What you are asked to do ::
The entries need to be copied exactly.

Stored rows ::
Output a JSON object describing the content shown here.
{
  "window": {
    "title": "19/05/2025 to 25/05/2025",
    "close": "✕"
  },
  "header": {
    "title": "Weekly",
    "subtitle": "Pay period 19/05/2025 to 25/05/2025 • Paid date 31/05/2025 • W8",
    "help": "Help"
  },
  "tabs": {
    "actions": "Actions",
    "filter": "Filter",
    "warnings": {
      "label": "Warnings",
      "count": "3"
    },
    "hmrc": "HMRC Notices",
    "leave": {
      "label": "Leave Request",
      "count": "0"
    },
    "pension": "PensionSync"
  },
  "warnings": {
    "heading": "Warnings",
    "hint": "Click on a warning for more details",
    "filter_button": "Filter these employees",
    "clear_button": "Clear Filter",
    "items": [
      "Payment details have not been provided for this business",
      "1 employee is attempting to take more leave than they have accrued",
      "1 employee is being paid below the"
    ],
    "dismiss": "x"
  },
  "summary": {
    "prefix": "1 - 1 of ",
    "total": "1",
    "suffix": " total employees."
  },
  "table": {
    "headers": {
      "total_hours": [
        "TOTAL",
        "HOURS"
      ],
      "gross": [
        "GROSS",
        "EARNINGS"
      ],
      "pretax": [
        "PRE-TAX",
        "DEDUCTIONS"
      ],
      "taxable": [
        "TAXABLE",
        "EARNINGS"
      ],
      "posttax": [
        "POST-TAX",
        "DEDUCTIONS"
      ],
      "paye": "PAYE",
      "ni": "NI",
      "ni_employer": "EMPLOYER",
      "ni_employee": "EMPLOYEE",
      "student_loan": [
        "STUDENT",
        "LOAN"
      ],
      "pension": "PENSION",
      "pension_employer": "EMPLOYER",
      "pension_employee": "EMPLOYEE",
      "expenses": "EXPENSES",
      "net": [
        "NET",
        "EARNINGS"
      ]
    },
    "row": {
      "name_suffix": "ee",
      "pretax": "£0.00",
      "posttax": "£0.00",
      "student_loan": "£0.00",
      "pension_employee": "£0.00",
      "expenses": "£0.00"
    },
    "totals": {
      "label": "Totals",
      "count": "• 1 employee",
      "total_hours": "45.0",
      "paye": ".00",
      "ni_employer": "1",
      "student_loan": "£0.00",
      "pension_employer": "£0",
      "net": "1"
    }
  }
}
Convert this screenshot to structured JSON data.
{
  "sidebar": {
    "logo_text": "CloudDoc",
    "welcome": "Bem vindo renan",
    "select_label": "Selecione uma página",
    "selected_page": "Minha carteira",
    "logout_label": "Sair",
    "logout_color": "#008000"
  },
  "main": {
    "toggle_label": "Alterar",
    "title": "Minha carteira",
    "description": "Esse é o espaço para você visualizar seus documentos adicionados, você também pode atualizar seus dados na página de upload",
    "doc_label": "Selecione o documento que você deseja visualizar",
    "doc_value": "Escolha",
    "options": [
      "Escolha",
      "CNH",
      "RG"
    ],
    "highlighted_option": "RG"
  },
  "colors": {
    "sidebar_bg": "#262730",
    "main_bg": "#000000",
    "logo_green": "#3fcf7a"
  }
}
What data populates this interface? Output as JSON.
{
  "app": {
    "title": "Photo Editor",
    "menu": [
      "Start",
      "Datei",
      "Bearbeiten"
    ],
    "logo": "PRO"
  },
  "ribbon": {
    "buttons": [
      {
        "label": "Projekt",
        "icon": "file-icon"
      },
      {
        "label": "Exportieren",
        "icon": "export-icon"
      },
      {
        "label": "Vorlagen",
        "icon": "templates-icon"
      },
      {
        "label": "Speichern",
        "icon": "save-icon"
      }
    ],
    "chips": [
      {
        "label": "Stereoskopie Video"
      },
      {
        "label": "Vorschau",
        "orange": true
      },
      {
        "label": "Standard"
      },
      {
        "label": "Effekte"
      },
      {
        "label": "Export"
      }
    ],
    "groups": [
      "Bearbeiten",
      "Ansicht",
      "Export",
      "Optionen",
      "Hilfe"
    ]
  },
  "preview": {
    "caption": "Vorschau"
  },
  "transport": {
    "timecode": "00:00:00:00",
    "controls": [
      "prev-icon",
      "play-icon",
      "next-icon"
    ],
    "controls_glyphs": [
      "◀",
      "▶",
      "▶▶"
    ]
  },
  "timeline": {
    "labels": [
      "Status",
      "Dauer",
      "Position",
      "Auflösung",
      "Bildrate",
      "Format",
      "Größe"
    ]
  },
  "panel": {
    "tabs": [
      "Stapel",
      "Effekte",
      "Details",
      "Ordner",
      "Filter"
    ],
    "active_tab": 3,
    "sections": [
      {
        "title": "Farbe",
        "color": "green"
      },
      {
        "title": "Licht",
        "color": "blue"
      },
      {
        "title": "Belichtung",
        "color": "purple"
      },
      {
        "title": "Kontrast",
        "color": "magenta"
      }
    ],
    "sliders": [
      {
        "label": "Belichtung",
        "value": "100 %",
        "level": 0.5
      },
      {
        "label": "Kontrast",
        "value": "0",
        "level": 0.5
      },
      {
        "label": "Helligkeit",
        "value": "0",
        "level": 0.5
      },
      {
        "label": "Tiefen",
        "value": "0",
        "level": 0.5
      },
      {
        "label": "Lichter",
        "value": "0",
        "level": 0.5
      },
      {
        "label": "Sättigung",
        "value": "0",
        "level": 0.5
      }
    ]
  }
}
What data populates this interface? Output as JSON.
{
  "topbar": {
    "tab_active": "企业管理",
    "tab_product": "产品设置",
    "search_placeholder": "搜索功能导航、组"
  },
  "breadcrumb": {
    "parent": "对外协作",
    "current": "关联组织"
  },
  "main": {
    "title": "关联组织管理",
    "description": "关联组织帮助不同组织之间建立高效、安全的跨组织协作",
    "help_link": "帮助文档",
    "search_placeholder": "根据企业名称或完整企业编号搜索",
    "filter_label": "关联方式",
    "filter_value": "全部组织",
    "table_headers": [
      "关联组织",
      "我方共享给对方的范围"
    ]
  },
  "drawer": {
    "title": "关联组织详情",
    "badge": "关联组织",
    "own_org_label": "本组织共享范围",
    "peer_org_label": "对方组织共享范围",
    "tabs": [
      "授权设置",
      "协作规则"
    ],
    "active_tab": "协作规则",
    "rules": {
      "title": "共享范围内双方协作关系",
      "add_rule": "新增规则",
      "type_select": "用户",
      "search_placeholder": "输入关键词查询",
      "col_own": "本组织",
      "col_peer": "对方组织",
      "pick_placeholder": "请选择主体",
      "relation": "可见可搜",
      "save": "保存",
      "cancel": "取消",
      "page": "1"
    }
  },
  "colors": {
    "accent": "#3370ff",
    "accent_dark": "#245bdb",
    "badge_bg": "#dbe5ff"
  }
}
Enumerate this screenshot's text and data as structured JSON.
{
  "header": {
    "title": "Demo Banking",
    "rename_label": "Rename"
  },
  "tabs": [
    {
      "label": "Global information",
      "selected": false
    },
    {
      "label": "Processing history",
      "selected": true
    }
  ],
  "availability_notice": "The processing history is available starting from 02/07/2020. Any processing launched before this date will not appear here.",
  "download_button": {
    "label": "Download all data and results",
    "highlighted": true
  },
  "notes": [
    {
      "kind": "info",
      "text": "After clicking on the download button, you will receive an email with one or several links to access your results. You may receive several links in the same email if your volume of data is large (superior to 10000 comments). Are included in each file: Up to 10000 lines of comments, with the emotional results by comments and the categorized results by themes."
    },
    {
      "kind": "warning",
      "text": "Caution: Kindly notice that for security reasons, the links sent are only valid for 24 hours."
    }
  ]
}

Correct result ::
Output a JSON object describing the content shown here.
{
  "window": {
    "title": "19/05/2025 to 25/05/2025",
    "close": "✕"
  },
  "header": {
    "title": "Weekly",
    "subtitle": "Pay period 19/05/2025 to 25/05/2025 • Paid date 31/05/2025 • W8",
    "help": "Help"
  },
  "tabs": {
    "actions": "Actions",
    "filter": "Filter",
    "warnings": {
      "label": "Warnings",
      "count": "3"
    },
    "hmrc": "HMRC Notices",
    "leave": {
      "label": "Leave Request",
      "count": "0"
    },
    "pension": "PensionSync"
  },
  "warnings": {
    "heading": "Warnings",
    "hint": "Click on a warning for more details",
    "filter_button": "Filter these employees",
    "clear_button": "Clear Filter",
    "items": [
      "Payment details have not been provided for this business",
      "1 employee is attempting to take more leave than they have accrued",
      "1 employee is being paid below the"
    ],
    "dismiss": "x"
  },
  "summary": {
    "prefix": "1 - 1 of ",
    "total": "1",
    "suffix": " total employees."
  },
  "table": {
    "headers": {
      "total_hours": [
        "TOTAL",
        "HOURS"
      ],
      "gross": [
        "GROSS",
        "EARNINGS"
      ],
      "pretax": [
        "PRE-TAX",
        "DEDUCTIONS"
      ],
      "taxable": [
        "TAXABLE",
        "EARNINGS"
      ],
      "posttax": [
        "POST-TAX",
        "DEDUCTIONS"
      ],
      "paye": "PAYE",
      "ni": "NI",
      "ni_employer": "EMPLOYER",
      "ni_employee": "EMPLOYEE",
      "student_loan": [
        "STUDENT",
        "LOAN"
      ],
      "pension": "PENSION",
      "pension_employer": "EMPLOYER",
      "pension_employee": "EMPLOYEE",
      "expenses": "EXPENSES",
      "net": [
        "NET",
        "EARNINGS"
      ]
    },
    "row": {
      "name_suffix": "ee",
      "pretax": "£0.00",
      "posttax": "£0.00",
      "student_loan": "£0.00",
      "pension_employee": "£0.00",
      "expenses": "£0.00"
    },
    "totals": {
      "label": "Totals",
      "count": "• 1 employee",
      "total_hours": "45.0",
      "paye": ".00",
      "ni_employer": "1",
      "student_loan": "£0.00",
      "pension_employer": "£0",
      "net": "1"
    }
  }
}
Convert this screenshot to structured JSON data.
{
  "sidebar": {
    "logo_text": "CloudDoc",
    "welcome": "Bem vindo renan",
    "select_label": "Selecione uma página",
    "selected_page": "Minha carteira",
    "logout_label": "Sair",
    "logout_color": "#008000"
  },
  "main": {
    "toggle_label": "Alterar",
    "title": "Minha carteira",
    "description": "Esse é o espaço para você visualizar seus documentos adicionados, você também pode atualizar seus dados na página de upload",
    "doc_label": "Selecione o documento que você deseja visualizar",
    "doc_value": "Escolha",
    "options": [
      "Escolha",
      "CNH",
      "RG"
    ],
    "highlighted_option": "RG"
  },
  "colors": {
    "sidebar_bg": "#262730",
    "main_bg": "#000000",
    "logo_green": "#3fcf7a"
  }
}
What data populates this interface? Output as JSON.
{
  "app": {
    "title": "Photo Editor",
    "menu": [
      "Start",
      "Datei",
      "Bearbeiten"
    ],
    "logo": "PRO"
  },
  "ribbon": {
    "buttons": [
      {
        "label": "Projekt",
        "icon": "file-icon"
      },
      {
        "label": "Exportieren",
        "icon": "export-icon"
      },
      {
        "label": "Vorlagen",
        "icon": "templates-icon"
      },
      {
        "label": "Speichern",
        "icon": "save-icon"
      }
    ],
    "chips": [
      {
        "label": "Stereoskopie Video"
      },
      {
        "label": "Vorschau",
        "orange": true
      },
      {
        "label": "Standard"
      },
      {
        "label": "Effekte"
      },
      {
        "label": "Export"
      }
    ],
    "groups": [
      "Bearbeiten",
      "Ansicht",
      "Export",
      "Optionen",
      "Hilfe"
    ]
  },
  "preview": {
    "caption": "Vorschau"
  },
  "transport": {
    "timecode": "00:00:00:00",
    "controls": [
      "prev-icon",
      "play-icon",
      "next-icon"
    ],
    "controls_glyphs": [
      "◀",
      "▶",
      "▶▶"
    ]
  },
  "timeline": {
    "labels": [
      "Status",
      "Dauer",
      "Position",
      "Auflösung",
      "Bildrate",
      "Format",
      "Größe"
    ]
  },
  "panel": {
    "tabs": [
      "Stapel",
      "Effekte",
      "Details",
      "Ordner",
      "Filter"
    ],
    "active_tab": 3,
    "sections": [
      {
        "title": "Farbe",
        "color": "green"
      },
      {
        "title": "Licht",
        "color": "blue"
      },
      {
        "title": "Belichtung",
        "color": "purple"
      },
      {
        "title": "Kontrast",
        "color": "magenta"
      }
    ],
    "sliders": [
      {
        "label": "Belichtung",
        "value": "100 %",
        "level": 0.5
      },
      {
        "label": "Kontrast",
        "value": "0",
        "level": 0.5
      },
      {
        "label": "Helligkeit",
        "value": "0",
        "level": 0.5
      },
      {
        "label": "Tiefen",
        "value": "0",
        "level": 0.5
      },
      {
        "label": "Lichter",
        "value": "0",
        "level": 0.5
      },
      {
        "label": "Sättigung",
        "value": "0",
        "level": 0.5
      }
    ]
  }
}
What data populates this interface? Output as JSON.
{
  "topbar": {
    "tab_active": "企业管理",
    "tab_product": "产品设置",
    "search_placeholder": "搜索功能导航、组"
  },
  "breadcrumb": {
    "parent": "对外协作",
    "current": "关联组织"
  },
  "main": {
    "title": "关联组织管理",
    "description": "关联组织帮助不同组织之间建立高效、安全的跨组织协作",
    "help_link": "帮助文档",
    "search_placeholder": "根据企业名称或完整企业编号搜索",
    "filter_label": "关联方式",
    "filter_value": "全部组织",
    "table_headers": [
      "关联组织",
      "我方共享给对方的范围"
    ]
  },
  "drawer": {
    "title": "关联组织详情",
    "badge": "关联组织",
    "own_org_label": "本组织共享范围",
    "peer_org_label": "对方组织共享范围",
    "tabs": [
      "授权设置",
      "协作规则"
    ],
    "active_tab": "协作规则",
    "rules": {
      "title": "共享范围内双方协作关系",
      "add_rule": "新增规则",
      "type_select": "用户",
      "search_placeholder": "输入关键词查询",
      "col_own": "本组织",
      "col_peer": "对方组织",
      "pick_placeholder": "请选择主体",
      "relation": "可见可搜",
      "save": "保存",
      "cancel": "取消",
      "page": "1"
    }
  },
  "colors": {
    "accent": "#3370ff",
    "accent_dark": "#245bdb",
    "badge_bg": "#dbe5ff"
  }
}
Enumerate this screenshot's text and data as structured JSON.
{
  "header": {
    "title": "Demo Banking",
    "rename_label": "Rename"
  },
  "tabs": [
    {
      "label": "Global information",
      "selected": false
    },
    {
      "label": "Processing history",
      "selected": true
    }
  ],
  "availability_notice": "The processing history is available starting from 02/07/2020. Any processing launched before this date will not appear here.",
  "download_button": {
    "label": "Download all data and results",
    "highlighted": true
  },
  "notes": [
    {
      "kind": "info",
      "text": "After clicking on the download button, you will receive an email with one or several links to access your results. You may receive several links in the same email if your volume of data is large (superior to 10000 comments). Are included in each file: Up to 10000 lines of comments, with the emotional results by comments and the categorized results by themes."
    },
    {
      "kind": "warning",
      "text": "Caution: Kindly notice that for security reasons, the links sent are only valid for 24 hours."
    }
  ]
}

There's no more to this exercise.